Ricopia alla lettera, dalla sintesi della sentenza sul lucchetto al cancello condominiale riportata qui sotto, il brano che va da "Focus: Se un" fino a "pubblicata l'1agosto 2022." compreso.

Testo proposto —
+ + + + + + +

Focus: Se un condomìnio delibera lavori di ripristino di una facciata condominiale ed un condòmino rallenta i lavori con il suo comportamento, ostacolando il transito degli operai e dei mezzi necessari, la compagine condominiale può chiedere la condanna del condòmino al risarcimento danni? La questione è stata affrontata dal Tribunale di Napoli con sentenza n. 7587/2022, pubblicata l'1agosto 2022.

Il caso: Il Condomìnio, nel caso di specie, aveva commissionato ad un'impresa edile lavori di ripristino di una facciata di un muro condominiale. La ditta, per accedere alla zona di esecuzione dei lavori, doveva attraversare un cancello di pertinenza di un condòmino. Quest'ultimo, però, aveva apposto un lucchetto al cancello di accesso, spogliando così il condomìnio della servitù di passaggio vantato sull'accesso carrabile attraverso il quale gli operai sarebbero dovuti transitare, unitamente ai mezzi necessari, per eseguire alcuni lavori sulla facciata condominiale. Il condomìnio, ricorrendo ad un giudizio possessorio, aveva ottenuto l'ordine di rimozione del lucchetto e la condanna del condòmino al pagamento delle spese di giudizio liquidate in euro 1.680,00 oltre accessori di legge. Quest'ultimo, però, dopo aver eseguito l'ordine del giudice aveva nuovamente inibito il passaggio, apponendo il lucchetto e causando il rallentamento delle operazioni e, quindi, un maggior costo degli stessi (prolungamento del nolo dell'elevatore ragno, ecc.). Pertanto, il Condomìnio lo citava nuovamente in giudizio dinanzi al Tribunale per ottenere il risarcimento di maggiori danni subiti, sia a causa dell'apposizione del lucchetto al cancello che per la corresponsione per intero, a carico del condòmino, del compenso concordato con il proprio difensore per il precedente giudizio possessorio. Infatti, nel giudizio possessorio il giudice aveva liquidato al difensore di fiducia del condomìnio un onorario minore rispetto a quello concordato con lo stesso; pertanto, il condominio chiedeva l'addebito di tale "eccedenza" al condòmino ostruzionista. 

Il condòmino/convenuto si costituiva in giudizio contestando la richiesta del condomìnio. In particolare, con riferimento ai presunti maggiori costi sopportati dal condomìnio per forzato prolungamento del nolo dell'elevatore, lo stesso riteneva la richiesta priva di ogni giustificazione logica ed economica. Al riguardo, il condòmino osservava che, a seguito di richiesta della ditta incaricata di eseguire i lavori per consentire l'uscita dell'elevatore, aveva aperto il lucchetto del cancello consentendo il transito, così come documentato dal verbale redatto nello stesso giorno dai Vigili Urbani intervenuti sul posto. Inoltre, con riferimento ai compensi richiesti dal legale al condomìnio per assistenza nel giudizio possessorio, osservava che essendo già stato condannato in tale giudizio al ristoro di spese e compensi in favore del condomìnio aveva corrisposto, a detto titolo, complessivi euro 1.883,20, in tre tranche a mezzo bonifici bancari, come documentato in atti. Il giudice ha accolto parzialmente le richieste del condomìnio/attore. Nel merito, ha riconosciuto la responsabilità del condòmino nel determinare il rallentamento dei lavori a causa del lucchetto di chiusura del cancello di accesso all'area condominiale, le cui chiavi erano nella sua esclusiva disponibilità. Infatti, poiché detto cancello era l'unico varco per la transitabilità di veicoli, e la chiusura con il lucchetto aveva impedito l'uscita degli automezzi e dell'elevatore dal condomìnio, terminato il suo utilizzo, l'uscita era stata consentita solo a seguito dell'intervento delle Forze dell'Ordine. Di conseguenza, ha condannato il convenuto al pagamento a favore del condomìnio della somma di 5.200,00 euro oltre Iva.

+ + + + + + +

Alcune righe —

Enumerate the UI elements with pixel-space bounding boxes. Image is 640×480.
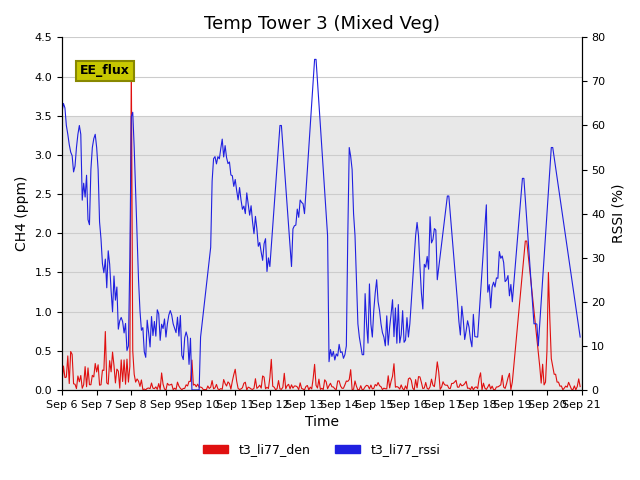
Title: Temp Tower 3 (Mixed Veg): Temp Tower 3 (Mixed Veg)	[204, 15, 440, 33]
X-axis label: Time: Time	[305, 415, 339, 429]
Legend: t3_li77_den, t3_li77_rssi: t3_li77_den, t3_li77_rssi	[198, 438, 445, 461]
Bar	[62, 37, 582, 116]
Text: EE_flux: EE_flux	[80, 64, 130, 77]
Y-axis label: CH4 (ppm): CH4 (ppm)	[15, 176, 29, 252]
Y-axis label: RSSI (%): RSSI (%)	[611, 184, 625, 243]
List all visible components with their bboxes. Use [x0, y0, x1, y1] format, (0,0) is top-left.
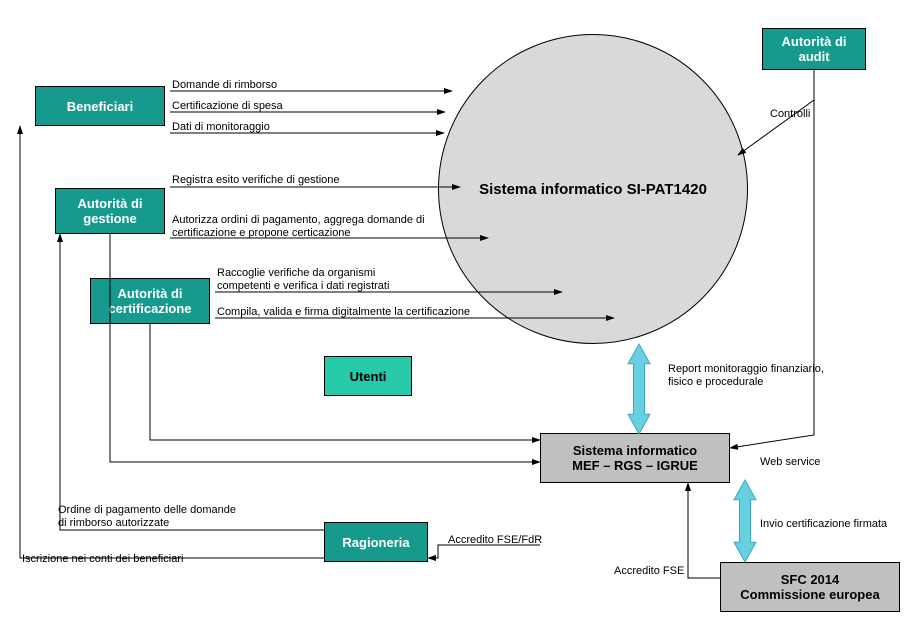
utenti-box: Utenti — [324, 356, 412, 396]
edge-label-l2: Certificazione di spesa — [172, 100, 283, 113]
edge-label-iscriz: Iscrizione nei conti dei beneficiari — [22, 553, 183, 566]
sipat-circle: Sistema informatico SI-PAT1420 — [438, 34, 748, 344]
adg-box: Autorità di gestione — [55, 188, 165, 234]
sfc-label: SFC 2014 Commissione europea — [740, 572, 879, 602]
ragioneria-box: Ragioneria — [324, 522, 428, 562]
adc-box: Autorità di certificazione — [90, 278, 210, 324]
edge-label-report: Report monitoraggio finanziario, fisico … — [668, 363, 824, 389]
edge-label-ordine: Ordine di pagamento delle domande di rim… — [58, 504, 236, 530]
adc-label: Autorità di certificazione — [108, 286, 191, 316]
edge-label-acc2: Accredito FSE — [614, 565, 684, 578]
sfc-box: SFC 2014 Commissione europea — [720, 562, 900, 612]
utenti-label: Utenti — [350, 369, 387, 384]
edge-label-l7: Compila, valida e firma digitalmente la … — [217, 306, 470, 319]
edge-label-controlli: Controlli — [770, 108, 810, 121]
edge-label-l1: Domande di rimborso — [172, 79, 277, 92]
edge-label-l3: Dati di monitoraggio — [172, 121, 270, 134]
edge-label-acc1: Accredito FSE/FdR — [448, 534, 542, 547]
adg-label: Autorità di gestione — [78, 196, 143, 226]
edge-label-l4: Registra esito verifiche di gestione — [172, 174, 340, 187]
edge-label-invio: Invio certificazione firmata — [760, 518, 887, 531]
ragioneria-label: Ragioneria — [342, 535, 409, 550]
mef-label: Sistema informatico MEF – RGS – IGRUE — [572, 443, 698, 473]
ada-label: Autorità di audit — [782, 34, 847, 64]
sipat-label: Sistema informatico SI-PAT1420 — [479, 181, 707, 198]
edge-label-websvc: Web service — [760, 456, 820, 469]
edge-label-l6: Raccoglie verifiche da organismi compete… — [217, 267, 389, 293]
ada-box: Autorità di audit — [762, 28, 866, 70]
edge-label-l5: Autorizza ordini di pagamento, aggrega d… — [172, 214, 425, 240]
beneficiari-box: Beneficiari — [35, 86, 165, 126]
mef-box: Sistema informatico MEF – RGS – IGRUE — [540, 433, 730, 483]
beneficiari-label: Beneficiari — [67, 99, 133, 114]
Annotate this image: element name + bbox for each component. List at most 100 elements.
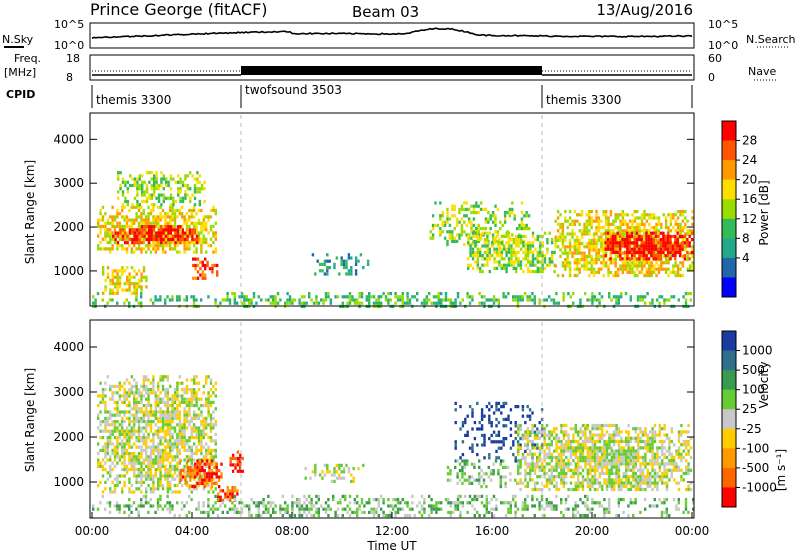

+ + + + + + +

Risposta —
Focus: Se un condomìnio delibera lavori di ripristino di una facciata condominiale ed un condòmino rallenta i lavori con il suo comportamento, ostacolando il transito degli operai e dei mezzi necessari, la compagine condominiale può chiedere la condanna del condòmino al risarcimento danni? La questione è stata affrontata dal Tribunale di Napoli con sentenza n. 7587/2022, pubblicata l'1agosto 2022.